GIVEN PROBLEM
Each entry below should be echoed exactly, with pictures omitted.

Records about charts and figures
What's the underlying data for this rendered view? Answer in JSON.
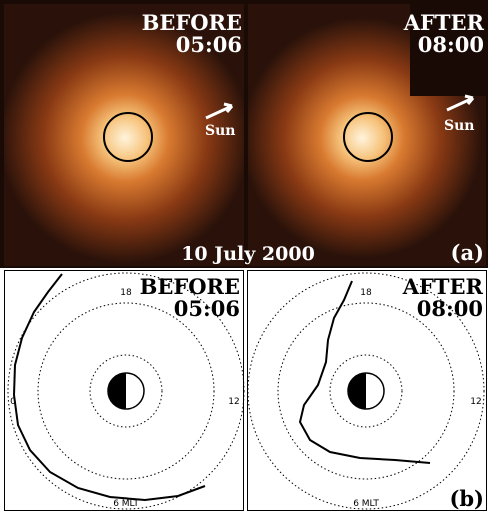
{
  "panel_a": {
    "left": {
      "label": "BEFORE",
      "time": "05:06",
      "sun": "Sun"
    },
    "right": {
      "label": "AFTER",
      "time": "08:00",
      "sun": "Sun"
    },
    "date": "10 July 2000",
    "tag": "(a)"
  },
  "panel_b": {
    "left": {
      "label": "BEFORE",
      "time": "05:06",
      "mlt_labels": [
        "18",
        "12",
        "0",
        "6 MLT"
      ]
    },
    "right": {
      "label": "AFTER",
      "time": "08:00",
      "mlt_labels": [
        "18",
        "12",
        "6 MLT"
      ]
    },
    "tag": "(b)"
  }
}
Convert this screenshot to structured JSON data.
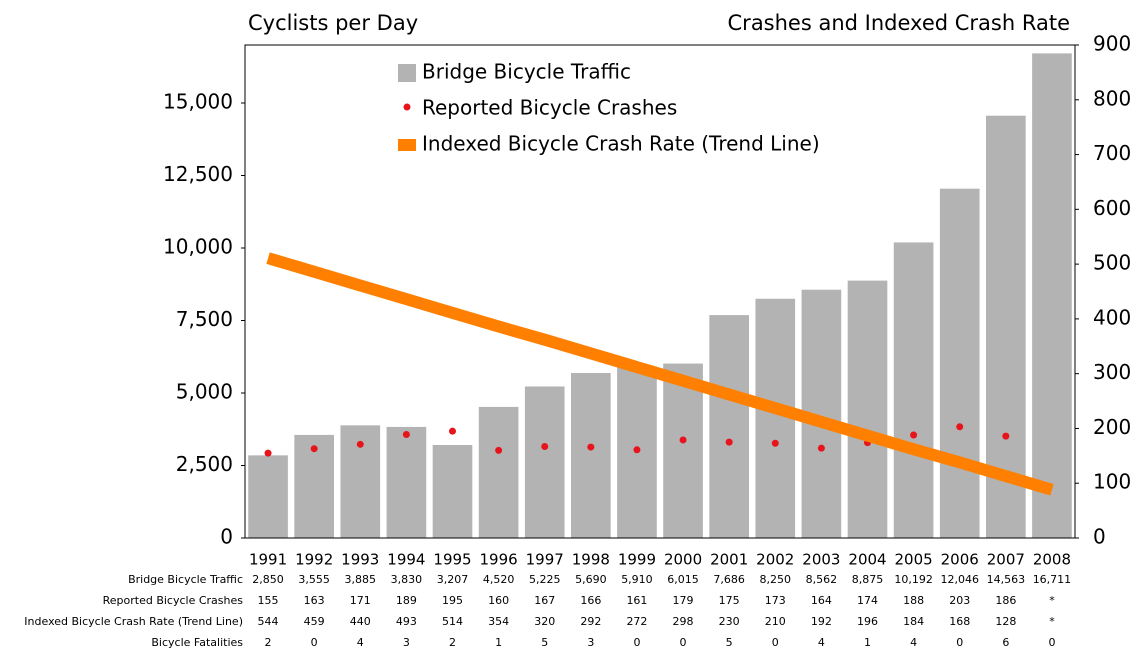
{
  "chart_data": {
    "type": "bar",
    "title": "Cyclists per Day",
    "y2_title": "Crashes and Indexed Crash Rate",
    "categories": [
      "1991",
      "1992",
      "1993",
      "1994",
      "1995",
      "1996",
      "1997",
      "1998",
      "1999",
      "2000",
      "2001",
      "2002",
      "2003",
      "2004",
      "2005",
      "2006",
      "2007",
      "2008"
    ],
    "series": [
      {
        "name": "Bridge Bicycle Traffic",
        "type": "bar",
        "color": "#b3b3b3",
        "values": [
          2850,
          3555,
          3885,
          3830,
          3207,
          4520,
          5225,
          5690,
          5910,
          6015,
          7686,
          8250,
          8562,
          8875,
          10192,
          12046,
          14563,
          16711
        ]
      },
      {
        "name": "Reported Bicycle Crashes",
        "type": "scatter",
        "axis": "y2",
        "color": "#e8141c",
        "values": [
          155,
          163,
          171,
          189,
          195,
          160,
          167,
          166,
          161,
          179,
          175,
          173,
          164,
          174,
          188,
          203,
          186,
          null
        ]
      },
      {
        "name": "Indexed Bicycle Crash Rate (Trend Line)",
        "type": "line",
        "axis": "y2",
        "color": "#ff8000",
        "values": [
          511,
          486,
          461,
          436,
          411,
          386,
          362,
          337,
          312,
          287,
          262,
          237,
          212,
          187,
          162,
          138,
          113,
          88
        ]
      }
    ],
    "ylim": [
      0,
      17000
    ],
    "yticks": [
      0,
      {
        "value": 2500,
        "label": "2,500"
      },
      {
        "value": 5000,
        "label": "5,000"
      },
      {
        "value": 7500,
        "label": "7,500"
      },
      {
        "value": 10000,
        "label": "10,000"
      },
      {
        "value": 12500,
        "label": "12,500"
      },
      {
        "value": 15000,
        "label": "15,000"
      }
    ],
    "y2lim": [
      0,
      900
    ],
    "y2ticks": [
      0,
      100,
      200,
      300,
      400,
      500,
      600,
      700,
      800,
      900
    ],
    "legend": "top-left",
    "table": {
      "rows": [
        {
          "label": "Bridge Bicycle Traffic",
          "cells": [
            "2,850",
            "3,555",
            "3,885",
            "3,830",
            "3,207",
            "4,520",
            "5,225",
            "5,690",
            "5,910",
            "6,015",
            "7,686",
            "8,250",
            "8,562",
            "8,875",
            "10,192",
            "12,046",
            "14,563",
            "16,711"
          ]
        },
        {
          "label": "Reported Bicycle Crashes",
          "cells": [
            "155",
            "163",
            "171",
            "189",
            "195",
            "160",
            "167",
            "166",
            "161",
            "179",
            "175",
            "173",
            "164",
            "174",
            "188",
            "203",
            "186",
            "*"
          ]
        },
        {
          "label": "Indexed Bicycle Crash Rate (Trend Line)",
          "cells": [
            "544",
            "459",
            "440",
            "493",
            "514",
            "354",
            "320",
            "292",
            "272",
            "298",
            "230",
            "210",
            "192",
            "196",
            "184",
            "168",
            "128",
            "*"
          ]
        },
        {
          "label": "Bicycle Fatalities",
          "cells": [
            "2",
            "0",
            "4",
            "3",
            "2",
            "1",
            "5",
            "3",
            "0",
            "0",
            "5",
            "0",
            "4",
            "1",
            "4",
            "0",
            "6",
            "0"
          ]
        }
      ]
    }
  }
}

FINISHED ANSWER
What's the underlying data for this rendered view? Answer in JSON.
{
  "panel_a": {
    "left": {
      "label": "BEFORE",
      "time": "05:06",
      "sun": "Sun"
    },
    "right": {
      "label": "AFTER",
      "time": "08:00",
      "sun": "Sun"
    },
    "date": "10 July 2000",
    "tag": "(a)"
  },
  "panel_b": {
    "left": {
      "label": "BEFORE",
      "time": "05:06",
      "mlt_labels": [
        "18",
        "12",
        "0",
        "6 MLT"
      ]
    },
    "right": {
      "label": "AFTER",
      "time": "08:00",
      "mlt_labels": [
        "18",
        "12",
        "6 MLT"
      ]
    },
    "tag": "(b)"
  }
}
Convert this screenshot to structured JSON data.
{
  "chart_data": {
    "type": "bar",
    "title": "Cyclists per Day",
    "y2_title": "Crashes and Indexed Crash Rate",
    "categories": [
      "1991",
      "1992",
      "1993",
      "1994",
      "1995",
      "1996",
      "1997",
      "1998",
      "1999",
      "2000",
      "2001",
      "2002",
      "2003",
      "2004",
      "2005",
      "2006",
      "2007",
      "2008"
    ],
    "series": [
      {
        "name": "Bridge Bicycle Traffic",
        "type": "bar",
        "color": "#b3b3b3",
        "values": [
          2850,
          3555,
          3885,
          3830,
          3207,
          4520,
          5225,
          5690,
          5910,
          6015,
          7686,
          8250,
          8562,
          8875,
          10192,
          12046,
          14563,
          16711
        ]
      },
      {
        "name": "Reported Bicycle Crashes",
        "type": "scatter",
        "axis": "y2",
        "color": "#e8141c",
        "values": [
          155,
          163,
          171,
          189,
          195,
          160,
          167,
          166,
          161,
          179,
          175,
          173,
          164,
          174,
          188,
          203,
          186,
          null
        ]
      },
      {
        "name": "Indexed Bicycle Crash Rate (Trend Line)",
        "type": "line",
        "axis": "y2",
        "color": "#ff8000",
        "values": [
          511,
          486,
          461,
          436,
          411,
          386,
          362,
          337,
          312,
          287,
          262,
          237,
          212,
          187,
          162,
          138,
          113,
          88
        ]
      }
    ],
    "ylim": [
      0,
      17000
    ],
    "yticks": [
      0,
      {
        "value": 2500,
        "label": "2,500"
      },
      {
        "value": 5000,
        "label": "5,000"
      },
      {
        "value": 7500,
        "label": "7,500"
      },
      {
        "value": 10000,
        "label": "10,000"
      },
      {
        "value": 12500,
        "label": "12,500"
      },
      {
        "value": 15000,
        "label": "15,000"
      }
    ],
    "y2lim": [
      0,
      900
    ],
    "y2ticks": [
      0,
      100,
      200,
      300,
      400,
      500,
      600,
      700,
      800,
      900
    ],
    "legend": "top-left",
    "table": {
      "rows": [
        {
          "label": "Bridge Bicycle Traffic",
          "cells": [
            "2,850",
            "3,555",
            "3,885",
            "3,830",
            "3,207",
            "4,520",
            "5,225",
            "5,690",
            "5,910",
            "6,015",
            "7,686",
            "8,250",
            "8,562",
            "8,875",
            "10,192",
            "12,046",
            "14,563",
            "16,711"
          ]
        },
        {
          "label": "Reported Bicycle Crashes",
          "cells": [
            "155",
            "163",
            "171",
            "189",
            "195",
            "160",
            "167",
            "166",
            "161",
            "179",
            "175",
            "173",
            "164",
            "174",
            "188",
            "203",
            "186",
            "*"
          ]
        },
        {
          "label": "Indexed Bicycle Crash Rate (Trend Line)",
          "cells": [
            "544",
            "459",
            "440",
            "493",
            "514",
            "354",
            "320",
            "292",
            "272",
            "298",
            "230",
            "210",
            "192",
            "196",
            "184",
            "168",
            "128",
            "*"
          ]
        },
        {
          "label": "Bicycle Fatalities",
          "cells": [
            "2",
            "0",
            "4",
            "3",
            "2",
            "1",
            "5",
            "3",
            "0",
            "0",
            "5",
            "0",
            "4",
            "1",
            "4",
            "0",
            "6",
            "0"
          ]
        }
      ]
    }
  }
}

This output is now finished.